• _RECORDED DATA_:
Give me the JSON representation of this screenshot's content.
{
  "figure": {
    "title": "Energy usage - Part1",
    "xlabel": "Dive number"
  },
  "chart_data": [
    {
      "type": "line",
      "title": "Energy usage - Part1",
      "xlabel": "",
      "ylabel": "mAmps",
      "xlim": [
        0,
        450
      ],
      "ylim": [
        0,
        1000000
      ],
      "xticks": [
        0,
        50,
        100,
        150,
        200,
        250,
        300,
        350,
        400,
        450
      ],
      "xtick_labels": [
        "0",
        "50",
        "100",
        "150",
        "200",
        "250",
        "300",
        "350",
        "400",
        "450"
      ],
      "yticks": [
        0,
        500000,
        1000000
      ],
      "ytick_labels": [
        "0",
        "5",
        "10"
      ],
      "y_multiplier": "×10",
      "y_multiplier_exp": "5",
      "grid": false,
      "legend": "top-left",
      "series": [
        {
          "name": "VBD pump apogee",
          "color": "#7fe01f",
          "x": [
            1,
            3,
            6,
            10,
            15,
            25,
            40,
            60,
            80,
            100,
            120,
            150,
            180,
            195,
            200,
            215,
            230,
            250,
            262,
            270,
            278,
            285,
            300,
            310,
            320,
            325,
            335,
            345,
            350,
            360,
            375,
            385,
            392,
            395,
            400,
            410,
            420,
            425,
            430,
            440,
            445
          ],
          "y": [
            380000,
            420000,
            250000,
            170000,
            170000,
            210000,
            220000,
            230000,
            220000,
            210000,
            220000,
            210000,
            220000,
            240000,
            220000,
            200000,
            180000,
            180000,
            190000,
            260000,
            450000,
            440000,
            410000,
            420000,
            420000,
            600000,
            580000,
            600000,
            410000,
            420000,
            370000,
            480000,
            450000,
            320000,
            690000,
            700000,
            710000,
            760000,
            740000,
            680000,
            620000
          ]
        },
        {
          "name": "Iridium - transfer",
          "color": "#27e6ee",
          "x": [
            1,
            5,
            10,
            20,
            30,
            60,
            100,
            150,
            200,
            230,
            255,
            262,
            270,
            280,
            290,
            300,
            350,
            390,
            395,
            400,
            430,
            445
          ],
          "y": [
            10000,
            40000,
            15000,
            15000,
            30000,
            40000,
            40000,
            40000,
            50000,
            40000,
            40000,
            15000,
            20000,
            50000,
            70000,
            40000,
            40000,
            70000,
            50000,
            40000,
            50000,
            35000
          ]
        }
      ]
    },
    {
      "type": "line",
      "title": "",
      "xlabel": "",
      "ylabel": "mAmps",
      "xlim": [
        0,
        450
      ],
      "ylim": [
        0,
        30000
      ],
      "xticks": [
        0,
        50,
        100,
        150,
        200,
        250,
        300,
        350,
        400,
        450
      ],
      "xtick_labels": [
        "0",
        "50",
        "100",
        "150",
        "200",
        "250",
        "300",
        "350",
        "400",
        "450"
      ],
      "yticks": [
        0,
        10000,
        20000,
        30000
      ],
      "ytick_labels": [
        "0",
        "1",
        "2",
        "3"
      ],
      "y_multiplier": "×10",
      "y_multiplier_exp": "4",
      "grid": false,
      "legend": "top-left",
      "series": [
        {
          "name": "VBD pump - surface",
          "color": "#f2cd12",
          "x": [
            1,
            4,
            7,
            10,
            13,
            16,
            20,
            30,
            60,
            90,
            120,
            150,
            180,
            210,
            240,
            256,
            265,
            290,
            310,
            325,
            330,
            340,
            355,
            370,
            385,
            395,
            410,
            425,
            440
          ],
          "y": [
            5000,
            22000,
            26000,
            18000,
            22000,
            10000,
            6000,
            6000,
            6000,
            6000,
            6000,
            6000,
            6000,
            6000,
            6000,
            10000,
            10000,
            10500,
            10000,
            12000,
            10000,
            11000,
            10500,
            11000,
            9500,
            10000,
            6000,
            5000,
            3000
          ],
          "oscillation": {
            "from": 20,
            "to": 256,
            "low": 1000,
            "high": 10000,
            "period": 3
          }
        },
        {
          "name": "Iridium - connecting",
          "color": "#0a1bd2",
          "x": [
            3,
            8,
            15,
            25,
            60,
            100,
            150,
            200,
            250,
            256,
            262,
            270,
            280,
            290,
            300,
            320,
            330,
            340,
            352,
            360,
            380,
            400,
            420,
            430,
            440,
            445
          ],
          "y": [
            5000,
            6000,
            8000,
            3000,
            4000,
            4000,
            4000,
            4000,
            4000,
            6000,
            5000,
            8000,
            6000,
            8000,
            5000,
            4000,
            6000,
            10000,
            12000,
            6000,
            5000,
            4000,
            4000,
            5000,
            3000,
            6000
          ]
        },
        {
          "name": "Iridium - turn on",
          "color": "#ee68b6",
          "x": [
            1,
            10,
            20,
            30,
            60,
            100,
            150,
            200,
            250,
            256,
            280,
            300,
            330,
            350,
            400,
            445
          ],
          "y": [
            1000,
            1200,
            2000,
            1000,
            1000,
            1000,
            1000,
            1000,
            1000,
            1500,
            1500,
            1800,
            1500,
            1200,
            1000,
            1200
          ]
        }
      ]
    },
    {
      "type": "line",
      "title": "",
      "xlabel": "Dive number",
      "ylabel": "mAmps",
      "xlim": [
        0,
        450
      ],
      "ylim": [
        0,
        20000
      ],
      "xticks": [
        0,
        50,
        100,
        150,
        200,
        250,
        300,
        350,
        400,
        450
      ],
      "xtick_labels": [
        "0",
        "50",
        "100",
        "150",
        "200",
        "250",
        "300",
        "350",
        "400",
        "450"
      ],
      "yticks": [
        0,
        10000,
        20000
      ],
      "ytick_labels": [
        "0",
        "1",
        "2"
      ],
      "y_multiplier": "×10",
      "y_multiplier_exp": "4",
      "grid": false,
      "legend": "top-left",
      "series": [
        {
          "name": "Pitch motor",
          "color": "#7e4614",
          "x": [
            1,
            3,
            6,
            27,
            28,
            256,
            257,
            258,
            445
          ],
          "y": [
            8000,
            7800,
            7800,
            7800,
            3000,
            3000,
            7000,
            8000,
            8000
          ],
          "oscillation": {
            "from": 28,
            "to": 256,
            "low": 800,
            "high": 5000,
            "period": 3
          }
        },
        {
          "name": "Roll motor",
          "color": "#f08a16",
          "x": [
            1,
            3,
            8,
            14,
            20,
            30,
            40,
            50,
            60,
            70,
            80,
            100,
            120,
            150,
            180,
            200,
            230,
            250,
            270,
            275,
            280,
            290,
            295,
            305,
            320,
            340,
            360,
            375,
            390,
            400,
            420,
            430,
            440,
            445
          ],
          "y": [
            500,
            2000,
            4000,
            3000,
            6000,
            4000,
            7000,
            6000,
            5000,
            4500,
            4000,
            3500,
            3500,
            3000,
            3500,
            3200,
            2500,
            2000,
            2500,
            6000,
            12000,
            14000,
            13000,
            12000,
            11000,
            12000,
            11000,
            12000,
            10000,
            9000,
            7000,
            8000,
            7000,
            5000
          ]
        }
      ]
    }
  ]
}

• _INSTRUCTIONS FOR THE TASK_:
Restate all of the entries exactly, please.

• _RESPONSE TO THE EXERCISE_:
Give me the JSON representation of this screenshot's content.
{
  "figure": {
    "title": "Energy usage - Part1",
    "xlabel": "Dive number"
  },
  "chart_data": [
    {
      "type": "line",
      "title": "Energy usage - Part1",
      "xlabel": "",
      "ylabel": "mAmps",
      "xlim": [
        0,
        450
      ],
      "ylim": [
        0,
        1000000
      ],
      "xticks": [
        0,
        50,
        100,
        150,
        200,
        250,
        300,
        350,
        400,
        450
      ],
      "xtick_labels": [
        "0",
        "50",
        "100",
        "150",
        "200",
        "250",
        "300",
        "350",
        "400",
        "450"
      ],
      "yticks": [
        0,
        500000,
        1000000
      ],
      "ytick_labels": [
        "0",
        "5",
        "10"
      ],
      "y_multiplier": "×10",
      "y_multiplier_exp": "5",
      "grid": false,
      "legend": "top-left",
      "series": [
        {
          "name": "VBD pump apogee",
          "color": "#7fe01f",
          "x": [
            1,
            3,
            6,
            10,
            15,
            25,
            40,
            60,
            80,
            100,
            120,
            150,
            180,
            195,
            200,
            215,
            230,
            250,
            262,
            270,
            278,
            285,
            300,
            310,
            320,
            325,
            335,
            345,
            350,
            360,
            375,
            385,
            392,
            395,
            400,
            410,
            420,
            425,
            430,
            440,
            445
          ],
          "y": [
            380000,
            420000,
            250000,
            170000,
            170000,
            210000,
            220000,
            230000,
            220000,
            210000,
            220000,
            210000,
            220000,
            240000,
            220000,
            200000,
            180000,
            180000,
            190000,
            260000,
            450000,
            440000,
            410000,
            420000,
            420000,
            600000,
            580000,
            600000,
            410000,
            420000,
            370000,
            480000,
            450000,
            320000,
            690000,
            700000,
            710000,
            760000,
            740000,
            680000,
            620000
          ]
        },
        {
          "name": "Iridium - transfer",
          "color": "#27e6ee",
          "x": [
            1,
            5,
            10,
            20,
            30,
            60,
            100,
            150,
            200,
            230,
            255,
            262,
            270,
            280,
            290,
            300,
            350,
            390,
            395,
            400,
            430,
            445
          ],
          "y": [
            10000,
            40000,
            15000,
            15000,
            30000,
            40000,
            40000,
            40000,
            50000,
            40000,
            40000,
            15000,
            20000,
            50000,
            70000,
            40000,
            40000,
            70000,
            50000,
            40000,
            50000,
            35000
          ]
        }
      ]
    },
    {
      "type": "line",
      "title": "",
      "xlabel": "",
      "ylabel": "mAmps",
      "xlim": [
        0,
        450
      ],
      "ylim": [
        0,
        30000
      ],
      "xticks": [
        0,
        50,
        100,
        150,
        200,
        250,
        300,
        350,
        400,
        450
      ],
      "xtick_labels": [
        "0",
        "50",
        "100",
        "150",
        "200",
        "250",
        "300",
        "350",
        "400",
        "450"
      ],
      "yticks": [
        0,
        10000,
        20000,
        30000
      ],
      "ytick_labels": [
        "0",
        "1",
        "2",
        "3"
      ],
      "y_multiplier": "×10",
      "y_multiplier_exp": "4",
      "grid": false,
      "legend": "top-left",
      "series": [
        {
          "name": "VBD pump - surface",
          "color": "#f2cd12",
          "x": [
            1,
            4,
            7,
            10,
            13,
            16,
            20,
            30,
            60,
            90,
            120,
            150,
            180,
            210,
            240,
            256,
            265,
            290,
            310,
            325,
            330,
            340,
            355,
            370,
            385,
            395,
            410,
            425,
            440
          ],
          "y": [
            5000,
            22000,
            26000,
            18000,
            22000,
            10000,
            6000,
            6000,
            6000,
            6000,
            6000,
            6000,
            6000,
            6000,
            6000,
            10000,
            10000,
            10500,
            10000,
            12000,
            10000,
            11000,
            10500,
            11000,
            9500,
            10000,
            6000,
            5000,
            3000
          ],
          "oscillation": {
            "from": 20,
            "to": 256,
            "low": 1000,
            "high": 10000,
            "period": 3
          }
        },
        {
          "name": "Iridium - connecting",
          "color": "#0a1bd2",
          "x": [
            3,
            8,
            15,
            25,
            60,
            100,
            150,
            200,
            250,
            256,
            262,
            270,
            280,
            290,
            300,
            320,
            330,
            340,
            352,
            360,
            380,
            400,
            420,
            430,
            440,
            445
          ],
          "y": [
            5000,
            6000,
            8000,
            3000,
            4000,
            4000,
            4000,
            4000,
            4000,
            6000,
            5000,
            8000,
            6000,
            8000,
            5000,
            4000,
            6000,
            10000,
            12000,
            6000,
            5000,
            4000,
            4000,
            5000,
            3000,
            6000
          ]
        },
        {
          "name": "Iridium - turn on",
          "color": "#ee68b6",
          "x": [
            1,
            10,
            20,
            30,
            60,
            100,
            150,
            200,
            250,
            256,
            280,
            300,
            330,
            350,
            400,
            445
          ],
          "y": [
            1000,
            1200,
            2000,
            1000,
            1000,
            1000,
            1000,
            1000,
            1000,
            1500,
            1500,
            1800,
            1500,
            1200,
            1000,
            1200
          ]
        }
      ]
    },
    {
      "type": "line",
      "title": "",
      "xlabel": "Dive number",
      "ylabel": "mAmps",
      "xlim": [
        0,
        450
      ],
      "ylim": [
        0,
        20000
      ],
      "xticks": [
        0,
        50,
        100,
        150,
        200,
        250,
        300,
        350,
        400,
        450
      ],
      "xtick_labels": [
        "0",
        "50",
        "100",
        "150",
        "200",
        "250",
        "300",
        "350",
        "400",
        "450"
      ],
      "yticks": [
        0,
        10000,
        20000
      ],
      "ytick_labels": [
        "0",
        "1",
        "2"
      ],
      "y_multiplier": "×10",
      "y_multiplier_exp": "4",
      "grid": false,
      "legend": "top-left",
      "series": [
        {
          "name": "Pitch motor",
          "color": "#7e4614",
          "x": [
            1,
            3,
            6,
            27,
            28,
            256,
            257,
            258,
            445
          ],
          "y": [
            8000,
            7800,
            7800,
            7800,
            3000,
            3000,
            7000,
            8000,
            8000
          ],
          "oscillation": {
            "from": 28,
            "to": 256,
            "low": 800,
            "high": 5000,
            "period": 3
          }
        },
        {
          "name": "Roll motor",
          "color": "#f08a16",
          "x": [
            1,
            3,
            8,
            14,
            20,
            30,
            40,
            50,
            60,
            70,
            80,
            100,
            120,
            150,
            180,
            200,
            230,
            250,
            270,
            275,
            280,
            290,
            295,
            305,
            320,
            340,
            360,
            375,
            390,
            400,
            420,
            430,
            440,
            445
          ],
          "y": [
            500,
            2000,
            4000,
            3000,
            6000,
            4000,
            7000,
            6000,
            5000,
            4500,
            4000,
            3500,
            3500,
            3000,
            3500,
            3200,
            2500,
            2000,
            2500,
            6000,
            12000,
            14000,
            13000,
            12000,
            11000,
            12000,
            11000,
            12000,
            10000,
            9000,
            7000,
            8000,
            7000,
            5000
          ]
        }
      ]
    }
  ]
}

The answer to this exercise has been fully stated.